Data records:
┄┄┄┄┄┄

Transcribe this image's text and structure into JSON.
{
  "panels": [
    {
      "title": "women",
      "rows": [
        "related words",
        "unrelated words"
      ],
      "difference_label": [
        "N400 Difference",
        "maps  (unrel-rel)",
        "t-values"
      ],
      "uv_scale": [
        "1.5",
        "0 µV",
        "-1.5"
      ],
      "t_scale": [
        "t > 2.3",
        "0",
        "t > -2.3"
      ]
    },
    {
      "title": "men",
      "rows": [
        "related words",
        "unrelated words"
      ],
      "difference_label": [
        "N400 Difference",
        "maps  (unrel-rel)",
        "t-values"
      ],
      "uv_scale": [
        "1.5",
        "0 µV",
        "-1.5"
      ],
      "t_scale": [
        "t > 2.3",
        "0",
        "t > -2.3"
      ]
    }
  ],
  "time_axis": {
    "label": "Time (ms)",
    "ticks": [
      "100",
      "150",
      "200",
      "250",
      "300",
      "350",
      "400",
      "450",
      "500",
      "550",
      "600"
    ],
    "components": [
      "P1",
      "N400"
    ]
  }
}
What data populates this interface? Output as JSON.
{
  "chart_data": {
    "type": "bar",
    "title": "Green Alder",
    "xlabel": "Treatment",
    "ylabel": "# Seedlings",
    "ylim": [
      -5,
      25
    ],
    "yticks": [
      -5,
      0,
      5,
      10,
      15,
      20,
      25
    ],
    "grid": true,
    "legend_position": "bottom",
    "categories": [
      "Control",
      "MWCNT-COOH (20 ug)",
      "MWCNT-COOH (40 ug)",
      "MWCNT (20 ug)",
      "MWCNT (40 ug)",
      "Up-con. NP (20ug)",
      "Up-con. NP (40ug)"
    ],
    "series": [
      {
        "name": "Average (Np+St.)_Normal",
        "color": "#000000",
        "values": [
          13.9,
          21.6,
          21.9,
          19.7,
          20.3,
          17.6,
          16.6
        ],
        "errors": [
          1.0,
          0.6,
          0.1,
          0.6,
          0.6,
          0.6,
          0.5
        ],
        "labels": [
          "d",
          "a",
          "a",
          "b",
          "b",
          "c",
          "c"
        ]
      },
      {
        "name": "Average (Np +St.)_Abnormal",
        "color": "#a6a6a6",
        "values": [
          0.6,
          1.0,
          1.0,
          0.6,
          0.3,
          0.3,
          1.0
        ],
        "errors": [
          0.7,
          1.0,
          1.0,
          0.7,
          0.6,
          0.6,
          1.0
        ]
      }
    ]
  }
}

┄┄┄┄┄┄

- Written exercise: Reproduce the full listing word for word.

- The solution:
Transcribe this image's text and structure into JSON.
{
  "panels": [
    {
      "title": "women",
      "rows": [
        "related words",
        "unrelated words"
      ],
      "difference_label": [
        "N400 Difference",
        "maps  (unrel-rel)",
        "t-values"
      ],
      "uv_scale": [
        "1.5",
        "0 µV",
        "-1.5"
      ],
      "t_scale": [
        "t > 2.3",
        "0",
        "t > -2.3"
      ]
    },
    {
      "title": "men",
      "rows": [
        "related words",
        "unrelated words"
      ],
      "difference_label": [
        "N400 Difference",
        "maps  (unrel-rel)",
        "t-values"
      ],
      "uv_scale": [
        "1.5",
        "0 µV",
        "-1.5"
      ],
      "t_scale": [
        "t > 2.3",
        "0",
        "t > -2.3"
      ]
    }
  ],
  "time_axis": {
    "label": "Time (ms)",
    "ticks": [
      "100",
      "150",
      "200",
      "250",
      "300",
      "350",
      "400",
      "450",
      "500",
      "550",
      "600"
    ],
    "components": [
      "P1",
      "N400"
    ]
  }
}
What data populates this interface? Output as JSON.
{
  "chart_data": {
    "type": "bar",
    "title": "Green Alder",
    "xlabel": "Treatment",
    "ylabel": "# Seedlings",
    "ylim": [
      -5,
      25
    ],
    "yticks": [
      -5,
      0,
      5,
      10,
      15,
      20,
      25
    ],
    "grid": true,
    "legend_position": "bottom",
    "categories": [
      "Control",
      "MWCNT-COOH (20 ug)",
      "MWCNT-COOH (40 ug)",
      "MWCNT (20 ug)",
      "MWCNT (40 ug)",
      "Up-con. NP (20ug)",
      "Up-con. NP (40ug)"
    ],
    "series": [
      {
        "name": "Average (Np+St.)_Normal",
        "color": "#000000",
        "values": [
          13.9,
          21.6,
          21.9,
          19.7,
          20.3,
          17.6,
          16.6
        ],
        "errors": [
          1.0,
          0.6,
          0.1,
          0.6,
          0.6,
          0.6,
          0.5
        ],
        "labels": [
          "d",
          "a",
          "a",
          "b",
          "b",
          "c",
          "c"
        ]
      },
      {
        "name": "Average (Np +St.)_Abnormal",
        "color": "#a6a6a6",
        "values": [
          0.6,
          1.0,
          1.0,
          0.6,
          0.3,
          0.3,
          1.0
        ],
        "errors": [
          0.7,
          1.0,
          1.0,
          0.7,
          0.6,
          0.6,
          1.0
        ]
      }
    ]
  }
}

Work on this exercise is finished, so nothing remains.